• [WHAT YOU WILL DO] Copy each line below in which the string "字形无误" occurs.

─── MATERIALS PROVIDED ───

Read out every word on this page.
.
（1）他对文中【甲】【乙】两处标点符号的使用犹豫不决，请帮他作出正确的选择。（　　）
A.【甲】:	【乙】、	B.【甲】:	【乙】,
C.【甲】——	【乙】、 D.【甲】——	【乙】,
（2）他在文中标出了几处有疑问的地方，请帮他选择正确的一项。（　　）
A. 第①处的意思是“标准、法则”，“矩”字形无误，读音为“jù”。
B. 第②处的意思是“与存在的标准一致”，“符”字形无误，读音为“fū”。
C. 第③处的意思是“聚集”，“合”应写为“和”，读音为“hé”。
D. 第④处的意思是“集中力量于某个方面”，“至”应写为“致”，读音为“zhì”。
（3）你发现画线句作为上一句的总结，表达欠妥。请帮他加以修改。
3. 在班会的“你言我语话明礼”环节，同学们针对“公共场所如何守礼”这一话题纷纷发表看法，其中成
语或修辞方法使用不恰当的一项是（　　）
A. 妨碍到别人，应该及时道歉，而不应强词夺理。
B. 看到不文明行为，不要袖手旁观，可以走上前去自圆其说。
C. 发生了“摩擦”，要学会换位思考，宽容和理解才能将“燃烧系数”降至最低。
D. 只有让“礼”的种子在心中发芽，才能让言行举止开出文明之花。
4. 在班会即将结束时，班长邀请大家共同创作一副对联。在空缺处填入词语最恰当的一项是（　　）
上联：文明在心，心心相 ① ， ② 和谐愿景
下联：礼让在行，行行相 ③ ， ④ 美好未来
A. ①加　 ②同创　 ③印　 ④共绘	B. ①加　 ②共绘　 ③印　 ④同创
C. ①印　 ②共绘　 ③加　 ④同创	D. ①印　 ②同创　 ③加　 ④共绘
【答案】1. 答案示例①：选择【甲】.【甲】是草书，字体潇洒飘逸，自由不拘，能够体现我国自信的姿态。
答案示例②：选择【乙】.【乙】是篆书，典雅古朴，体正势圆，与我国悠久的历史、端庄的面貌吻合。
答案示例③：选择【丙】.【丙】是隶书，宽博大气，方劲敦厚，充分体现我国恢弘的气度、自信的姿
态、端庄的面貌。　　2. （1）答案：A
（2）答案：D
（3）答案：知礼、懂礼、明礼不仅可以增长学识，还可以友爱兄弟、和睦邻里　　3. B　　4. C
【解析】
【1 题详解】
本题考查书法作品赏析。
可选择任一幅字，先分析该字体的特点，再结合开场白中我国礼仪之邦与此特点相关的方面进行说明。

───

• [WORKED SOLUTION]
A. 第①处的意思是“标准、法则”，“矩”字形无误，读音为“jù”。
B. 第②处的意思是“与存在的标准一致”，“符”字形无误，读音为“fū”。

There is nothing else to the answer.